TO DO: Please pull out every line that includes the string "toàn".

DATA EXCERPTS:

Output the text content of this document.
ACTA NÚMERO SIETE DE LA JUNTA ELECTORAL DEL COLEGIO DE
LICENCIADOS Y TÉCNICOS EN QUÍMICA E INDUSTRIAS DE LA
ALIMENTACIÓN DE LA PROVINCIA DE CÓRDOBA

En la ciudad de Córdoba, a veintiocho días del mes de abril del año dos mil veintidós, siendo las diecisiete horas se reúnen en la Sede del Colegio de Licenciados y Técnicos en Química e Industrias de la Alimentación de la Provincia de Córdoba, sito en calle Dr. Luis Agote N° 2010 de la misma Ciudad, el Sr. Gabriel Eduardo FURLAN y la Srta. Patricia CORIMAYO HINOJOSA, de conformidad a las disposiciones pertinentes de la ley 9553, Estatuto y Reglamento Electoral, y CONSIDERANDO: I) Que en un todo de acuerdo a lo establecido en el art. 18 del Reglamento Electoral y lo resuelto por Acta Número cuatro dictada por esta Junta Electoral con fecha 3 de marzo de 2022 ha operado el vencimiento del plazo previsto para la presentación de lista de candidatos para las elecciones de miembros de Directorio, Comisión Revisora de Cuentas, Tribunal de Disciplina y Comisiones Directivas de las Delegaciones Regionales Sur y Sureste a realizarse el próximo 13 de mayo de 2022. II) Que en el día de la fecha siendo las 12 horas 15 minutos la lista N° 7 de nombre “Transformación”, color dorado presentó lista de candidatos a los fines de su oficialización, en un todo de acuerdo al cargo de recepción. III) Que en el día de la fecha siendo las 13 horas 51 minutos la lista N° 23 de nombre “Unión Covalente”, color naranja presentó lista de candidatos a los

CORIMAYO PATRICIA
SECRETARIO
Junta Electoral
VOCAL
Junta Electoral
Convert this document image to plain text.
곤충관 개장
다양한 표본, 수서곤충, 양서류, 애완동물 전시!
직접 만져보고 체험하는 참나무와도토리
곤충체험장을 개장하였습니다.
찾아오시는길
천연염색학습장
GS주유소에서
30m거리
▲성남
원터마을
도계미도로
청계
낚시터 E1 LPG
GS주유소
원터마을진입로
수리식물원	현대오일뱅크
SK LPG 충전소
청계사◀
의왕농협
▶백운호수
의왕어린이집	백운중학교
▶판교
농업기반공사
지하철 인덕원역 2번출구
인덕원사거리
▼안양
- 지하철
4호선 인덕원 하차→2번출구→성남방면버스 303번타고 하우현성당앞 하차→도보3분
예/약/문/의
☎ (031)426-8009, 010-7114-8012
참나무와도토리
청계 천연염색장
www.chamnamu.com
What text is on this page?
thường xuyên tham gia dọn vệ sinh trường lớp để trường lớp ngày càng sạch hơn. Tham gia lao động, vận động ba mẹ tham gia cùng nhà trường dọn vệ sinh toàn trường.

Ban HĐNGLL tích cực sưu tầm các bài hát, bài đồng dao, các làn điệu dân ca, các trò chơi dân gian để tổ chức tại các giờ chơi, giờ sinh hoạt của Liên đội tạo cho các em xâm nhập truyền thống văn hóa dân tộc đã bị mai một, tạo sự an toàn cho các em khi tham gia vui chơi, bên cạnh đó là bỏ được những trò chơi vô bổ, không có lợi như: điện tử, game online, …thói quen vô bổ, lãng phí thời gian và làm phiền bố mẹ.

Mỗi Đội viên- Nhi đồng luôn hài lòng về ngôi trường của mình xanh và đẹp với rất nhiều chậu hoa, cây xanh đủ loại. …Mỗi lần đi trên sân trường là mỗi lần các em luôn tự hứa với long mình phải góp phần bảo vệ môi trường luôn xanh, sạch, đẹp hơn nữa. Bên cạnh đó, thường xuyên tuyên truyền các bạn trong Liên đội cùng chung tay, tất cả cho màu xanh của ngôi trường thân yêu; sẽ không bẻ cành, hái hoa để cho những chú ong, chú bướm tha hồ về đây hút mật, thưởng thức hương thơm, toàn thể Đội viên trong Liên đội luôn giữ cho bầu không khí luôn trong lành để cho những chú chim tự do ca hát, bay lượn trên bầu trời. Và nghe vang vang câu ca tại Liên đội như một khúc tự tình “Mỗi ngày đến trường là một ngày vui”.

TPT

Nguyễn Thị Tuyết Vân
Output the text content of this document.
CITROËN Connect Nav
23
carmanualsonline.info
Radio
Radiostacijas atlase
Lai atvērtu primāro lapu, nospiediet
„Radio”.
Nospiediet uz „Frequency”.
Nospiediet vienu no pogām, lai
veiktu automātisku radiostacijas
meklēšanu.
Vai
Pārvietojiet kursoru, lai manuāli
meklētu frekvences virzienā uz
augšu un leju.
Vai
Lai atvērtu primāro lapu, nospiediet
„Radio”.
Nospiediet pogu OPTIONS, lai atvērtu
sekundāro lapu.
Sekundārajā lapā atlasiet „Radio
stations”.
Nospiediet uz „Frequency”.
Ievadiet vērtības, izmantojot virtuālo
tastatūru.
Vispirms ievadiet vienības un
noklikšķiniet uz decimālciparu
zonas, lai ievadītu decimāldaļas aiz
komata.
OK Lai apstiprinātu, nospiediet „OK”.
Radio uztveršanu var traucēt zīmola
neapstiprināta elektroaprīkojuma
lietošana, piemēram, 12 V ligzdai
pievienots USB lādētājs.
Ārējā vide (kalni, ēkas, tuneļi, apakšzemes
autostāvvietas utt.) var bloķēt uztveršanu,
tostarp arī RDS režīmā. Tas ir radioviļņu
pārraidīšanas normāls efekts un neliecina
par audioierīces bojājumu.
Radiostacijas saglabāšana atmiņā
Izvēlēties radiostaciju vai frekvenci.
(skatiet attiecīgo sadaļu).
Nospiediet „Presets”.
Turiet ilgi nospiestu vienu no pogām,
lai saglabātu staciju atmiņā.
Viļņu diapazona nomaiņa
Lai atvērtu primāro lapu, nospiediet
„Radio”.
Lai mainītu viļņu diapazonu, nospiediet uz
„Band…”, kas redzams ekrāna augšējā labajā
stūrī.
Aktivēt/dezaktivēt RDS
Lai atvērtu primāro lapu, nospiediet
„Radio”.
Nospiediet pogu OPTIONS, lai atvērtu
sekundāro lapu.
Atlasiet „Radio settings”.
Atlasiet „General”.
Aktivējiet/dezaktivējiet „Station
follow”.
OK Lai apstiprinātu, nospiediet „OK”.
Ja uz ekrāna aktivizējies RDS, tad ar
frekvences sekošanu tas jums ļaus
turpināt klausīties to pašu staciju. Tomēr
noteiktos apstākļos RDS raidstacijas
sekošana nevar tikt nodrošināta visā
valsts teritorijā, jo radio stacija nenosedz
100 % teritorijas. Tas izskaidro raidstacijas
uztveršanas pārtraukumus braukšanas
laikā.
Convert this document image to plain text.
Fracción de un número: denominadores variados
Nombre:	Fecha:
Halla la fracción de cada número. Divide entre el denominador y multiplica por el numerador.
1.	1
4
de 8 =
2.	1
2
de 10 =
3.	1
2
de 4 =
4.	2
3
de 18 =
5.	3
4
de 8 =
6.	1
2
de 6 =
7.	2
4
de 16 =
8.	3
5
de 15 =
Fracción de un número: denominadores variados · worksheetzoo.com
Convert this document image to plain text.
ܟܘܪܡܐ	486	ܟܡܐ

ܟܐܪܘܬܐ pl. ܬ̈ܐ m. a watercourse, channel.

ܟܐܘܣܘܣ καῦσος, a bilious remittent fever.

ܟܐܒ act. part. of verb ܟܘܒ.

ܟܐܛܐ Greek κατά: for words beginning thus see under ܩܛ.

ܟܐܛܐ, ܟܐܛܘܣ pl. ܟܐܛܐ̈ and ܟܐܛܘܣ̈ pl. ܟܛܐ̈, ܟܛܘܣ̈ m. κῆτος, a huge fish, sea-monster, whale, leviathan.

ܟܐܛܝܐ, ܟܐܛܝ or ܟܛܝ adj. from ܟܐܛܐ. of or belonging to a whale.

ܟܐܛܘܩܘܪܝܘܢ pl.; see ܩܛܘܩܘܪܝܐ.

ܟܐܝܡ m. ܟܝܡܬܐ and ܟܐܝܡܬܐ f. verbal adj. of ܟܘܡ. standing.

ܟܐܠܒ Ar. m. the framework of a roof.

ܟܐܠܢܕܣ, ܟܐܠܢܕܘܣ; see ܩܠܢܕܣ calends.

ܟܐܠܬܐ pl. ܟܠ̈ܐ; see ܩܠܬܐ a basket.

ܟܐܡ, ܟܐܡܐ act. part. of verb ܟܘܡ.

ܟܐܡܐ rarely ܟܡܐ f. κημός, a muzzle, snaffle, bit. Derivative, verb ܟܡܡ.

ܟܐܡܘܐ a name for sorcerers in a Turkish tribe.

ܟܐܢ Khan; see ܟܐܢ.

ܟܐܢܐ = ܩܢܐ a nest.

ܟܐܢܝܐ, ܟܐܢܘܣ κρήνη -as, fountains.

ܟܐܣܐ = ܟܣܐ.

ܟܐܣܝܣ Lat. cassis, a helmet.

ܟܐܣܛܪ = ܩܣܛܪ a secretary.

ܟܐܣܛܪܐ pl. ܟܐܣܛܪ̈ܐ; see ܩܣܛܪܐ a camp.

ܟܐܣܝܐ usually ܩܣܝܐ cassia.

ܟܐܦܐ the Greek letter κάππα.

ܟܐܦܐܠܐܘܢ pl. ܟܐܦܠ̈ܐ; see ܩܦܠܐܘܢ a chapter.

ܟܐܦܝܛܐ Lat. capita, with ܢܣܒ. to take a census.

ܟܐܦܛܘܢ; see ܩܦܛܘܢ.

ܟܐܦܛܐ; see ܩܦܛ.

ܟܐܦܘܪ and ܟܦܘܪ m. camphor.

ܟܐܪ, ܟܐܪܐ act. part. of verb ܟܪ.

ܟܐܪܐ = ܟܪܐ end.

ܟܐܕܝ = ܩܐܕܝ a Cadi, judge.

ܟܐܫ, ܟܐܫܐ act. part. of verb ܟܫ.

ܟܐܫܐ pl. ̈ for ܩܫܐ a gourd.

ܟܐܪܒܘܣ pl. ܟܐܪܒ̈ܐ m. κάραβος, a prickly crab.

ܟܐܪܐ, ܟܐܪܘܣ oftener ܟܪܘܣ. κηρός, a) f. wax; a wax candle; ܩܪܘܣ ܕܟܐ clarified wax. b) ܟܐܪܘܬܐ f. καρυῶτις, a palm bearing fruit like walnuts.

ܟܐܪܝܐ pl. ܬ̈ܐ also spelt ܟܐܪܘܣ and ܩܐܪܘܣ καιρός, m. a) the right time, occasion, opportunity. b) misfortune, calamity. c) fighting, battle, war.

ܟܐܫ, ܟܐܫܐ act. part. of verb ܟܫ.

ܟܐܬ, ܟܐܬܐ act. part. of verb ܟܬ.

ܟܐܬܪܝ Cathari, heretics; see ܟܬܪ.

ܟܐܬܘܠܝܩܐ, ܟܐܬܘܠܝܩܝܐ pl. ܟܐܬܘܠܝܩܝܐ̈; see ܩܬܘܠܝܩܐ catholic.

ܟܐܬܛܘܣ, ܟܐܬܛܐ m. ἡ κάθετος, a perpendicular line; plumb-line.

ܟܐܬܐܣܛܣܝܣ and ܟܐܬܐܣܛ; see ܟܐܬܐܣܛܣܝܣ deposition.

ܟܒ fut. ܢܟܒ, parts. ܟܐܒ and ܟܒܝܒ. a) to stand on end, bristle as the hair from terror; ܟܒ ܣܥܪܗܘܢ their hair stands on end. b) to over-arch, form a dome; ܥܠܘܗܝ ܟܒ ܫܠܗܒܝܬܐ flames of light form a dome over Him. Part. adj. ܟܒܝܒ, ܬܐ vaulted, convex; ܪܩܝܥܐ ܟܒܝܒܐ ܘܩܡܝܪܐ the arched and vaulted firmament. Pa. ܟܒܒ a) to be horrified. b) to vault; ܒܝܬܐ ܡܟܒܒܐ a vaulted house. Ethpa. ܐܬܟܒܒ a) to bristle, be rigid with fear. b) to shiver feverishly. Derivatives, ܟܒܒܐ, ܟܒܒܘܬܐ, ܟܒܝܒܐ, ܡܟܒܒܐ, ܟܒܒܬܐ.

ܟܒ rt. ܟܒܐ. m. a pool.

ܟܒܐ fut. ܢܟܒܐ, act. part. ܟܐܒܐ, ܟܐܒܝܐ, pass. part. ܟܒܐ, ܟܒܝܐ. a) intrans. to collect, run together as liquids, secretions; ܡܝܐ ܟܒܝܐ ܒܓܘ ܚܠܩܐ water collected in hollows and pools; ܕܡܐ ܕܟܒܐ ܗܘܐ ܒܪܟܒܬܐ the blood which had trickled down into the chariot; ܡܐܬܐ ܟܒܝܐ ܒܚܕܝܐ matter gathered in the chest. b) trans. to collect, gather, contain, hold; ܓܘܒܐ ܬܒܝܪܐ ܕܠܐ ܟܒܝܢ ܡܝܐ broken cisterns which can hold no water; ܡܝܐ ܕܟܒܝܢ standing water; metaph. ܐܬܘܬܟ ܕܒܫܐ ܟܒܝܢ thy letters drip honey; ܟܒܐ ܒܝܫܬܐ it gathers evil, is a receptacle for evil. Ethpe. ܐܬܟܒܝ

SOLUTION TO THE EXERCISE:
thường xuyên tham gia dọn vệ sinh trường lớp để trường lớp ngày càng sạch hơn. Tham gia lao động, vận động ba mẹ tham gia cùng nhà trường dọn vệ sinh toàn trường.
Ban HĐNGLL tích cực sưu tầm các bài hát, bài đồng dao, các làn điệu dân ca, các trò chơi dân gian để tổ chức tại các giờ chơi, giờ sinh hoạt của Liên đội tạo cho các em xâm nhập truyền thống văn hóa dân tộc đã bị mai một, tạo sự an toàn cho các em khi tham gia vui chơi, bên cạnh đó là bỏ được những trò chơi vô bổ, không có lợi như: điện tử, game online, …thói quen vô bổ, lãng phí thời gian và làm phiền bố mẹ.
Mỗi Đội viên- Nhi đồng luôn hài lòng về ngôi trường của mình xanh và đẹp với rất nhiều chậu hoa, cây xanh đủ loại. …Mỗi lần đi trên sân trường là mỗi lần các em luôn tự hứa với long mình phải góp phần bảo vệ môi trường luôn xanh, sạch, đẹp hơn nữa. Bên cạnh đó, thường xuyên tuyên truyền các bạn trong Liên đội cùng chung tay, tất cả cho màu xanh của ngôi trường thân yêu; sẽ không bẻ cành, hái hoa để cho những chú ong, chú bướm tha hồ về đây hút mật, thưởng thức hương thơm, toàn thể Đội viên trong Liên đội luôn giữ cho bầu không khí luôn trong lành để cho những chú chim tự do ca hát, bay lượn trên bầu trời. Và nghe vang vang câu ca tại Liên đội như một khúc tự tình “Mỗi ngày đến trường là một ngày vui”.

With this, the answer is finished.